**What needs to be done**
Restate all of the data exactly.

=======

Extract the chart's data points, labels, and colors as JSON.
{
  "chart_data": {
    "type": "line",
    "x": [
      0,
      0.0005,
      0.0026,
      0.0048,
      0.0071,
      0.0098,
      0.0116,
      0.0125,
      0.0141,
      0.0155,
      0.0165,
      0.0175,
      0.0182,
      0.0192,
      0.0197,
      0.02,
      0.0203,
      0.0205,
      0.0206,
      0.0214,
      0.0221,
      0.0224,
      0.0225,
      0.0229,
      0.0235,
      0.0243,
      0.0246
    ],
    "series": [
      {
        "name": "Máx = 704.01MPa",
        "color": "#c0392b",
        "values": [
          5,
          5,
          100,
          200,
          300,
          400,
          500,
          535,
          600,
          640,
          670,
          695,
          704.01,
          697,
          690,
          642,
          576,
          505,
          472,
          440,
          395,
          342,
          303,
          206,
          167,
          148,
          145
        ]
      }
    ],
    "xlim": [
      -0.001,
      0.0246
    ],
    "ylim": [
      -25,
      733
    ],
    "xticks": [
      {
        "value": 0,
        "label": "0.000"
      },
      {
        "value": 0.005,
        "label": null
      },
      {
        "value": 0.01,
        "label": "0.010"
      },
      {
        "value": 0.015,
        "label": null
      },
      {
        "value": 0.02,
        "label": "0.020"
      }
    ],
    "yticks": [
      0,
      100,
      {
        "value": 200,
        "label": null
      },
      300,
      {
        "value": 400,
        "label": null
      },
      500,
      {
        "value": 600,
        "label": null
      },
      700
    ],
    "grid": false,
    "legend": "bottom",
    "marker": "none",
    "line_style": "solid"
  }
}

=======

**Solution to this problem**
Extract the chart's data points, labels, and colors as JSON.
{
  "chart_data": {
    "type": "line",
    "x": [
      0,
      0.0005,
      0.0026,
      0.0048,
      0.0071,
      0.0098,
      0.0116,
      0.0125,
      0.0141,
      0.0155,
      0.0165,
      0.0175,
      0.0182,
      0.0192,
      0.0197,
      0.02,
      0.0203,
      0.0205,
      0.0206,
      0.0214,
      0.0221,
      0.0224,
      0.0225,
      0.0229,
      0.0235,
      0.0243,
      0.0246
    ],
    "series": [
      {
        "name": "Máx = 704.01MPa",
        "color": "#c0392b",
        "values": [
          5,
          5,
          100,
          200,
          300,
          400,
          500,
          535,
          600,
          640,
          670,
          695,
          704.01,
          697,
          690,
          642,
          576,
          505,
          472,
          440,
          395,
          342,
          303,
          206,
          167,
          148,
          145
        ]
      }
    ],
    "xlim": [
      -0.001,
      0.0246
    ],
    "ylim": [
      -25,
      733
    ],
    "xticks": [
      {
        "value": 0,
        "label": "0.000"
      },
      {
        "value": 0.005,
        "label": null
      },
      {
        "value": 0.01,
        "label": "0.010"
      },
      {
        "value": 0.015,
        "label": null
      },
      {
        "value": 0.02,
        "label": "0.020"
      }
    ],
    "yticks": [
      0,
      100,
      {
        "value": 200,
        "label": null
      },
      300,
      {
        "value": 400,
        "label": null
      },
      500,
      {
        "value": 600,
        "label": null
      },
      700
    ],
    "grid": false,
    "legend": "bottom",
    "marker": "none",
    "line_style": "solid"
  }
}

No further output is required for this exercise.